WHAT YOU ARE ASKED TO DO
How many lines in the records below contain the word "name"? Give only the number.
= = = = =
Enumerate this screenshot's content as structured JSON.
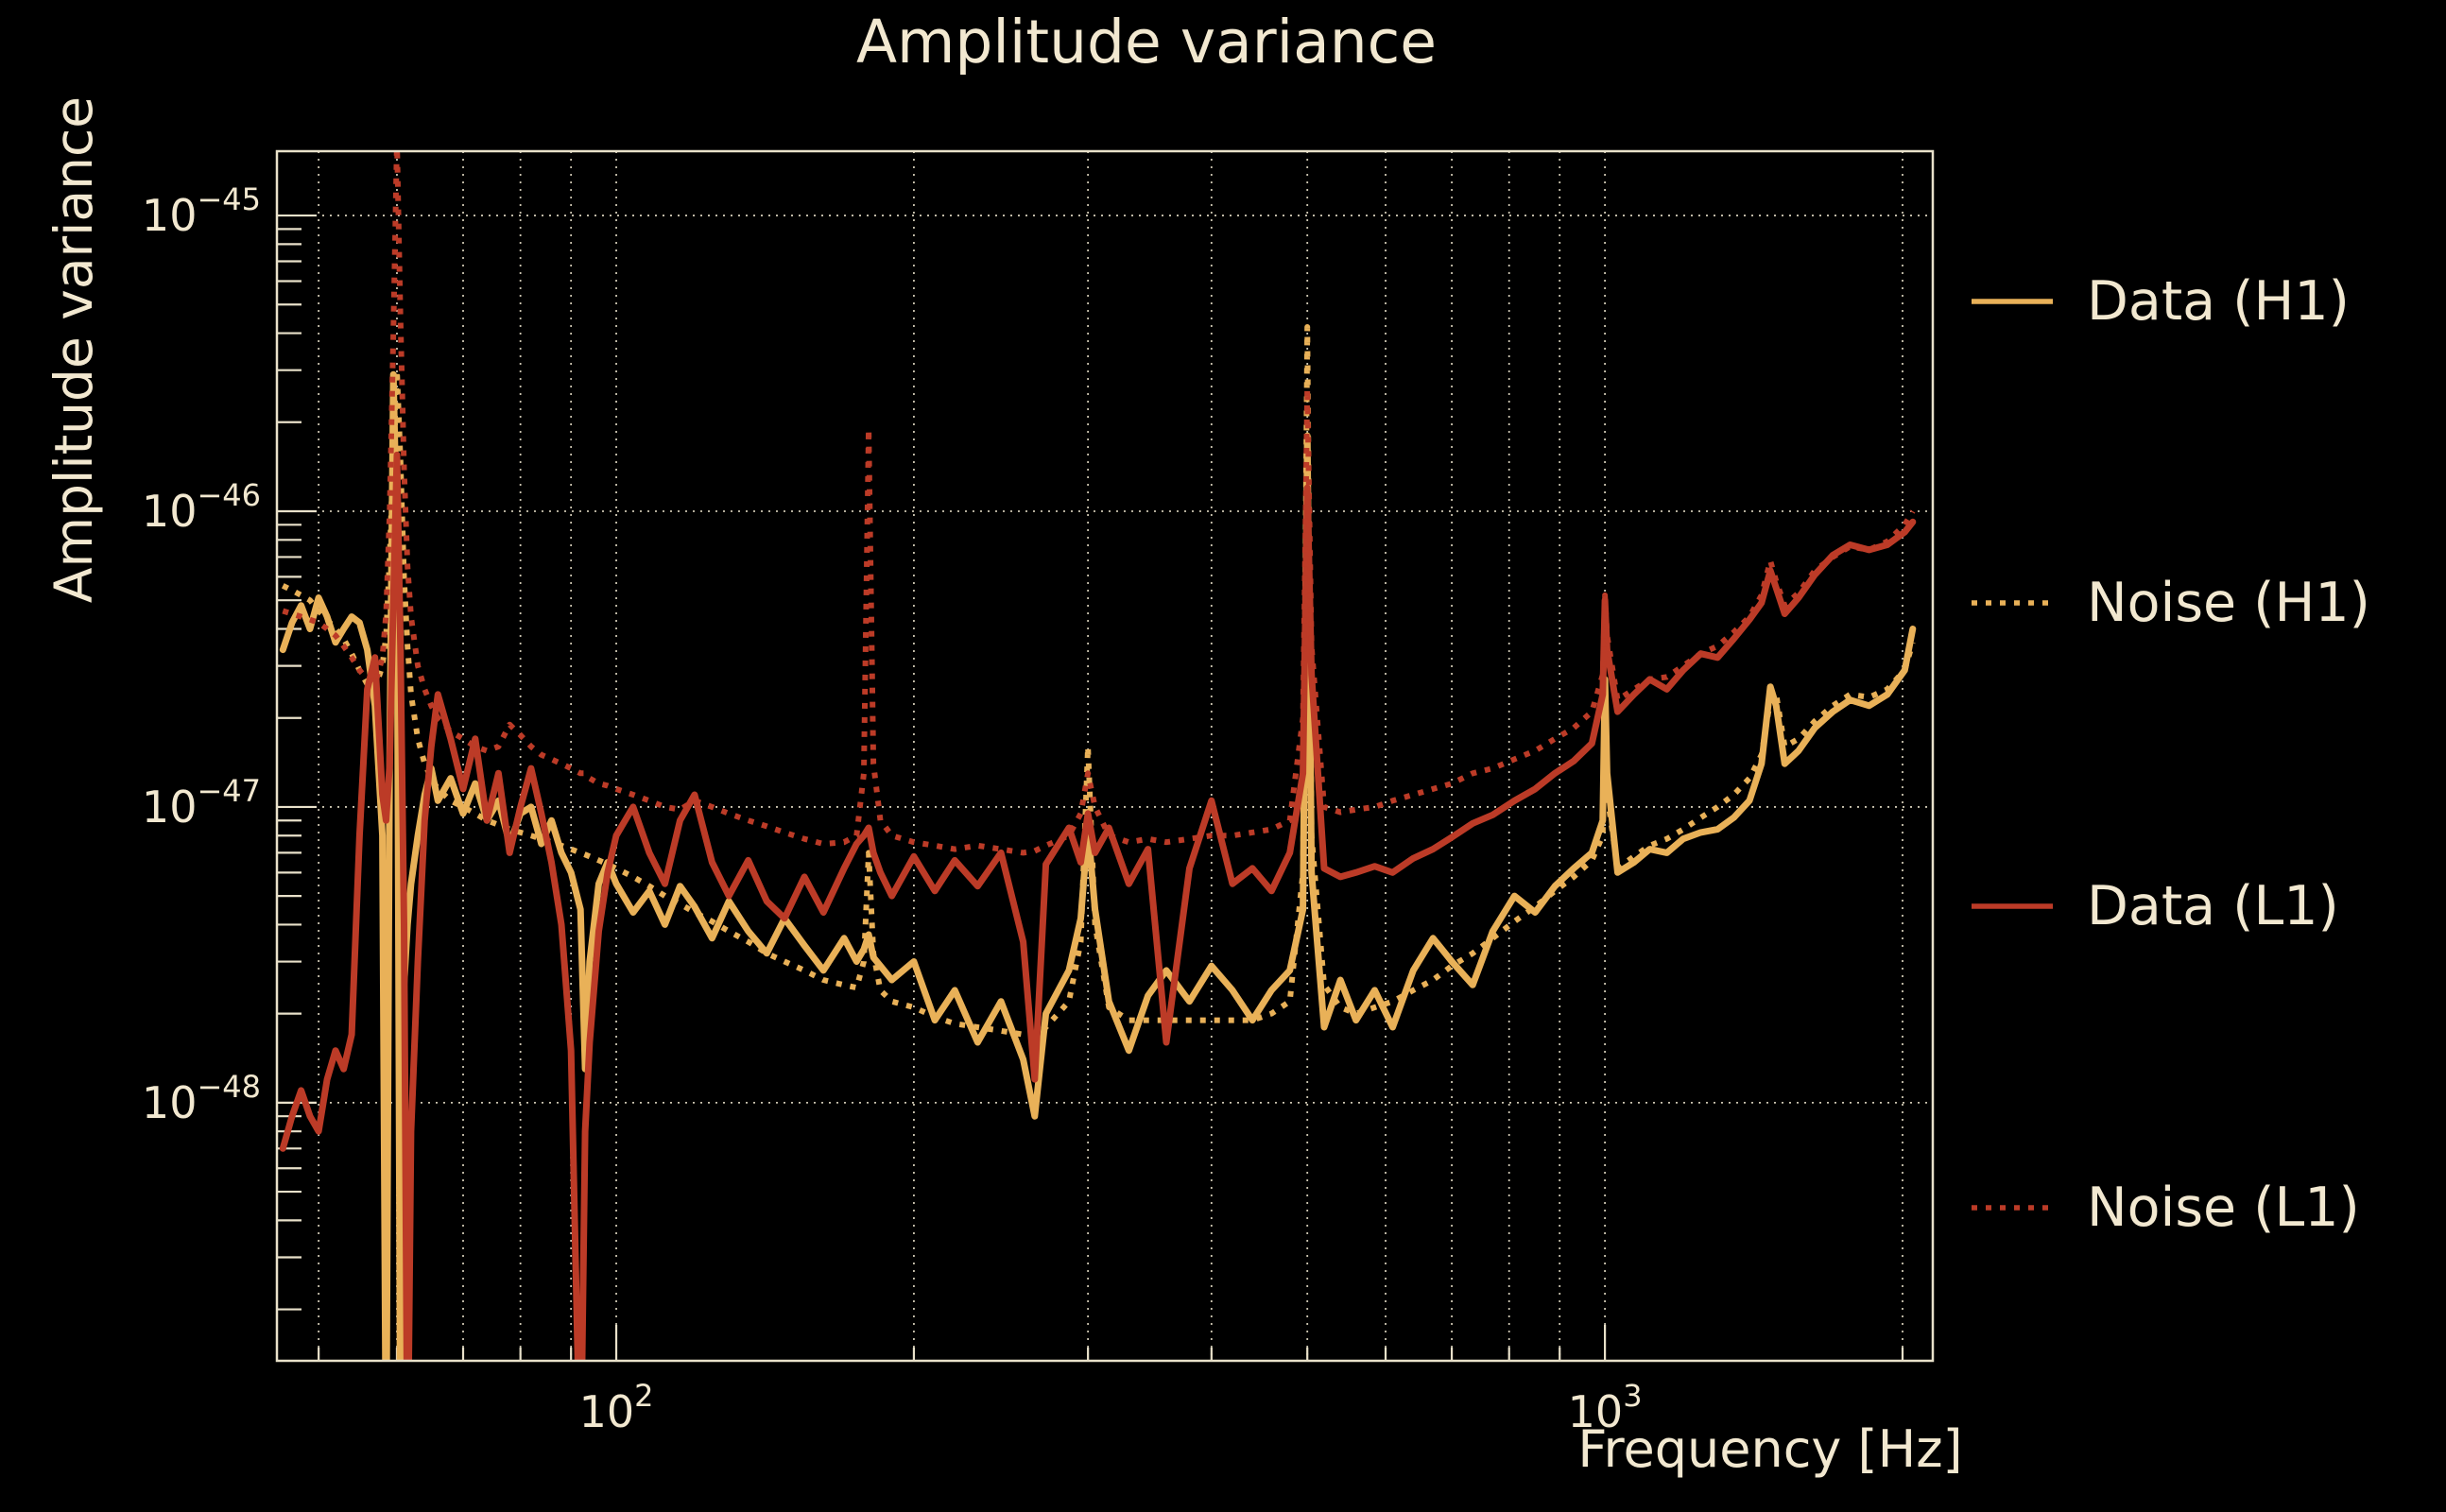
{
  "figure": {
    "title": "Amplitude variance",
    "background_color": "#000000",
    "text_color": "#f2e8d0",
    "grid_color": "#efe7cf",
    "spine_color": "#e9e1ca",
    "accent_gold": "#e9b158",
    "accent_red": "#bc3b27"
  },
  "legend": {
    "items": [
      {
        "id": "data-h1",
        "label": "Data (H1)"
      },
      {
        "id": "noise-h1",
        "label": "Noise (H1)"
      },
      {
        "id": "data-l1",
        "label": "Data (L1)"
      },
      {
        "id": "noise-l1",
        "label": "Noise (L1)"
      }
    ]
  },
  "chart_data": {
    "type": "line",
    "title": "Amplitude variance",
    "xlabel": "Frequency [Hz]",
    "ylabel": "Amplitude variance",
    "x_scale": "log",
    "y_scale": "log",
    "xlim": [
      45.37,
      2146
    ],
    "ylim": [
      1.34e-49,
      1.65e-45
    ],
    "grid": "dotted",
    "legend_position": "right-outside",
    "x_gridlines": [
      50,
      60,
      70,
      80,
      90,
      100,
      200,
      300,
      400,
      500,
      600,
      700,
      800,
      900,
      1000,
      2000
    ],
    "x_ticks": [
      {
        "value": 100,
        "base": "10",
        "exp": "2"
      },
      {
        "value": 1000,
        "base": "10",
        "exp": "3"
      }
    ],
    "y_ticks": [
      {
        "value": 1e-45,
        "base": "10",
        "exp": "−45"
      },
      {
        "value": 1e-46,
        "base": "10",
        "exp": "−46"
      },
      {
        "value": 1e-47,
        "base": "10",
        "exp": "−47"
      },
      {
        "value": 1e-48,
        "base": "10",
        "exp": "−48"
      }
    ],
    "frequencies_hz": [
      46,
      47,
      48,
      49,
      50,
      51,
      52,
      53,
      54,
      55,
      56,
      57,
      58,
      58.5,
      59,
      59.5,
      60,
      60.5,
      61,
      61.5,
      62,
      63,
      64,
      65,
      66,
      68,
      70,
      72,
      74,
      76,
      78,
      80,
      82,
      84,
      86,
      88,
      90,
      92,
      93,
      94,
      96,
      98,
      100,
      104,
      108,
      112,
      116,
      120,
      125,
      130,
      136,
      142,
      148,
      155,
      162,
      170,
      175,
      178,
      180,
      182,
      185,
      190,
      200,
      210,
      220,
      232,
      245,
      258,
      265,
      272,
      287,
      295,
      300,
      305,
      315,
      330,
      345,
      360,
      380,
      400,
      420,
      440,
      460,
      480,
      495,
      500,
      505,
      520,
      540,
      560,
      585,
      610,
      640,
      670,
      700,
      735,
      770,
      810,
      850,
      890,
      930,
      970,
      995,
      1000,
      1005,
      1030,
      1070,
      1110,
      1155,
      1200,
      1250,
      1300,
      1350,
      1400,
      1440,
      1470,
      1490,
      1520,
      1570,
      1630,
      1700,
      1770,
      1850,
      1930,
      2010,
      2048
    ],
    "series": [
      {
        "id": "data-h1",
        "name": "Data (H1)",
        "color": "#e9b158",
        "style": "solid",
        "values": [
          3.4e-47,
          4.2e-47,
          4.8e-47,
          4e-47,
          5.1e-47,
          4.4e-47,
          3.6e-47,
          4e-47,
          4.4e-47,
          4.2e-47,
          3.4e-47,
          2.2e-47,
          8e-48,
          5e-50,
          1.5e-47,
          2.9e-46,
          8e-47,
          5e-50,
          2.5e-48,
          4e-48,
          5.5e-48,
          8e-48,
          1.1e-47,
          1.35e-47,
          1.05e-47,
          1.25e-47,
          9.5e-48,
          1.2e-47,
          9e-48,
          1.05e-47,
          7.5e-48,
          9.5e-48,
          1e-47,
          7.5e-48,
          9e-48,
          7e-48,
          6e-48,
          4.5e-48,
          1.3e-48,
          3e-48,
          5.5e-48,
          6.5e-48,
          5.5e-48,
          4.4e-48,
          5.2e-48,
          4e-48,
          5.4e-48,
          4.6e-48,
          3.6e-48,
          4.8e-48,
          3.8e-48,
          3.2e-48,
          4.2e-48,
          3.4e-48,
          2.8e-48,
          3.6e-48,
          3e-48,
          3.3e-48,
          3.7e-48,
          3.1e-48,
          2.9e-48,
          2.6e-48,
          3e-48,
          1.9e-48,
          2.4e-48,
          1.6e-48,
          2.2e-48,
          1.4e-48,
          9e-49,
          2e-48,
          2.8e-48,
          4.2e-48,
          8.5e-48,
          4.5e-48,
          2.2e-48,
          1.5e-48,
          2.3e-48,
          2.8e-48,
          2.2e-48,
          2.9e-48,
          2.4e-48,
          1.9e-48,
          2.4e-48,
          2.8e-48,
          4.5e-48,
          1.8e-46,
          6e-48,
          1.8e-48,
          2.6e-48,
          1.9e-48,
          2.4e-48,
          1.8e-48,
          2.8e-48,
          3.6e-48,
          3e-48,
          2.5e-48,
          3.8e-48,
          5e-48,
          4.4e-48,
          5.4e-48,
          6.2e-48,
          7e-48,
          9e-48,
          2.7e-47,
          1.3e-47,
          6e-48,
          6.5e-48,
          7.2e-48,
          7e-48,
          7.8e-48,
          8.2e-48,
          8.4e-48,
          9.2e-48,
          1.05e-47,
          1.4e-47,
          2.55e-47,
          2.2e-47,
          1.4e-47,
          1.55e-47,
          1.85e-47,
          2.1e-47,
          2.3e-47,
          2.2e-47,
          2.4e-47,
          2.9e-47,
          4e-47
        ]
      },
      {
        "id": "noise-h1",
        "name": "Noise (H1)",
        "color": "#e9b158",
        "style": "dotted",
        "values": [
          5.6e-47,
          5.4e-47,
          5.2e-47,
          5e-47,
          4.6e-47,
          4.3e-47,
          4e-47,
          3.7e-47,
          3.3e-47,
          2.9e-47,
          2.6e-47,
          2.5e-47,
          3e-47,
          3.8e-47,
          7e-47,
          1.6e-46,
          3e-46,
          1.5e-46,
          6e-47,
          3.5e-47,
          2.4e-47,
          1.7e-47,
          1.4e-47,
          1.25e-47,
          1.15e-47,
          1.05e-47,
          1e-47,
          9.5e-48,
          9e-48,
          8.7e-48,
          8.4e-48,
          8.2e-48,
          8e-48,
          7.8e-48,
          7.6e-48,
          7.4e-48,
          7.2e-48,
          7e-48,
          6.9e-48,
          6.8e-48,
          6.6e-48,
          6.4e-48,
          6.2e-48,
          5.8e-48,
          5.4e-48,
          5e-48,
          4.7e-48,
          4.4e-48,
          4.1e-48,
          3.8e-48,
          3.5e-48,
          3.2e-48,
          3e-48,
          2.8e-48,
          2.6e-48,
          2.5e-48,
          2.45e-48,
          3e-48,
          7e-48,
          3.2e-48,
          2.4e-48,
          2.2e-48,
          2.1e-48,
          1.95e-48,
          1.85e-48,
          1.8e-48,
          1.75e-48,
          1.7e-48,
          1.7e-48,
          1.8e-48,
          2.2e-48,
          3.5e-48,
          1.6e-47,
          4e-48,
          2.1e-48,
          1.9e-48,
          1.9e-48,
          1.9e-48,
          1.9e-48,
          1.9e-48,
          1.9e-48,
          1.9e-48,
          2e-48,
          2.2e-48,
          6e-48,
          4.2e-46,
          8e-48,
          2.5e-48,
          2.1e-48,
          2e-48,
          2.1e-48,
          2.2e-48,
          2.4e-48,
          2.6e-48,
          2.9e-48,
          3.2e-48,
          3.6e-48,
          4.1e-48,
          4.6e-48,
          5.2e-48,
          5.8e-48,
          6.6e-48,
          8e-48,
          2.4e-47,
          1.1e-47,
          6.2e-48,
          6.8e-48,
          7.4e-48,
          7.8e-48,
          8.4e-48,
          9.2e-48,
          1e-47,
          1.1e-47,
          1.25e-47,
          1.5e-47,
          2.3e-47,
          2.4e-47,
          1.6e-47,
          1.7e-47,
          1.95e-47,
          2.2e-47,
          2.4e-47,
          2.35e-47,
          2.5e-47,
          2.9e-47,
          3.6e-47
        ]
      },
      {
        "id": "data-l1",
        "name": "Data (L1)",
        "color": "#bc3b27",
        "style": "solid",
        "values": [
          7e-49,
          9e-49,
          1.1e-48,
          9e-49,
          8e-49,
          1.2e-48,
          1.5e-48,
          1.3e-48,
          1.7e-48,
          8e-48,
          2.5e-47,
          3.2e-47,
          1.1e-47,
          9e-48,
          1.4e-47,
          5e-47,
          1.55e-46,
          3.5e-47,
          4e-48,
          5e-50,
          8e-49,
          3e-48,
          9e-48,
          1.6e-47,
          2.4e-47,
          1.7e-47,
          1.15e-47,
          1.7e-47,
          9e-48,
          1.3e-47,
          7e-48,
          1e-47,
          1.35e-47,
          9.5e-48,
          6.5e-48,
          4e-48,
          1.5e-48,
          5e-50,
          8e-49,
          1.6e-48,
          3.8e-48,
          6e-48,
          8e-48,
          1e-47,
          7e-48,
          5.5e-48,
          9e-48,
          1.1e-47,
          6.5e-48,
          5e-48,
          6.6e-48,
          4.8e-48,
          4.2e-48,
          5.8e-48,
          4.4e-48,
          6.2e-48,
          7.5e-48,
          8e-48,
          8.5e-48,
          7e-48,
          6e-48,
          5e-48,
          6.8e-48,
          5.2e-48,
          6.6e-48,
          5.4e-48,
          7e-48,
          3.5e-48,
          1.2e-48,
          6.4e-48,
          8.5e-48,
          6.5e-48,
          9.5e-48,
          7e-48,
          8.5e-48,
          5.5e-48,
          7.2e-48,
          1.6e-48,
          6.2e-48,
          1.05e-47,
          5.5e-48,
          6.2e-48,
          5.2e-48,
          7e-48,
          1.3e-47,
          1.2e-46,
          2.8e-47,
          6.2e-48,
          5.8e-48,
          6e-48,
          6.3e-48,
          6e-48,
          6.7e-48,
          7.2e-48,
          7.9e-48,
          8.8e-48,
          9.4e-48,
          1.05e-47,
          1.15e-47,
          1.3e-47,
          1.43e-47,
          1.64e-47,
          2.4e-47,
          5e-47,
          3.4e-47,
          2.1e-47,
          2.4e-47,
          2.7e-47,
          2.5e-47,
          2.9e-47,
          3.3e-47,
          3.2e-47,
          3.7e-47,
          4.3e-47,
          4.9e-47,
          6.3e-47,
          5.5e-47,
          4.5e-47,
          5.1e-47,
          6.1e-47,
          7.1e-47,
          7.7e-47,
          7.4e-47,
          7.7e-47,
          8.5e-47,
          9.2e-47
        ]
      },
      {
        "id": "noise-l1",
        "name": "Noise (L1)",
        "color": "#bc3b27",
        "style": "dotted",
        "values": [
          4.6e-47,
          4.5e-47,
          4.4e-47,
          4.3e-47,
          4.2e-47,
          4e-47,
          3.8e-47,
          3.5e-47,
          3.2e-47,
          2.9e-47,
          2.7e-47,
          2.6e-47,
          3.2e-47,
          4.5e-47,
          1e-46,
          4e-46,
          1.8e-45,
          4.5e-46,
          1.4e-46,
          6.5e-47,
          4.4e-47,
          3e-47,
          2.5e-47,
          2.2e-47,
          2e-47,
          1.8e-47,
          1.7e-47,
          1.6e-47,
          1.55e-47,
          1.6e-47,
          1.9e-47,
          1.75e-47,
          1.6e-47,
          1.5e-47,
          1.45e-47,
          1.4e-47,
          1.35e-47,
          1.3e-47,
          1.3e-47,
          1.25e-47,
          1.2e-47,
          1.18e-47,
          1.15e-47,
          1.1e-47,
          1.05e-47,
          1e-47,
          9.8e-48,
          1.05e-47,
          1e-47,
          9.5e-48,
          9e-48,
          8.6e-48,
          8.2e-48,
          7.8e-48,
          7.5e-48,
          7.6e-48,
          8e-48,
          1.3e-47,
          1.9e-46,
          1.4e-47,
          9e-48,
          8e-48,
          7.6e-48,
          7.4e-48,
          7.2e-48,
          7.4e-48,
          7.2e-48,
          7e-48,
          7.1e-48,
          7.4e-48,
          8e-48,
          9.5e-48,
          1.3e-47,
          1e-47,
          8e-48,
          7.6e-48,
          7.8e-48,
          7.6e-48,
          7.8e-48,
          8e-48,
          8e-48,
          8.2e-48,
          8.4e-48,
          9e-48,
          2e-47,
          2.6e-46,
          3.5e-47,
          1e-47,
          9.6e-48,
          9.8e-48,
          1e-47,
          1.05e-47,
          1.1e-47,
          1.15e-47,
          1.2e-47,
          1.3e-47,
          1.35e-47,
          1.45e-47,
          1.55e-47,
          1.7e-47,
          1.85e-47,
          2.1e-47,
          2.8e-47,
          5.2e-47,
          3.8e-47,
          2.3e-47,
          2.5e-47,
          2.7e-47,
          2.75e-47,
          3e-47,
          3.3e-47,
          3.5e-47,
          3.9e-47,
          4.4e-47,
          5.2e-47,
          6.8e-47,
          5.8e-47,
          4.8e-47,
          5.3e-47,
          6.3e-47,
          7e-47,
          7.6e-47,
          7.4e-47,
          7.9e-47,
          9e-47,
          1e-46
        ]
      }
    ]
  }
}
= = = = =
SOLUTION TO THIS PROBLEM
4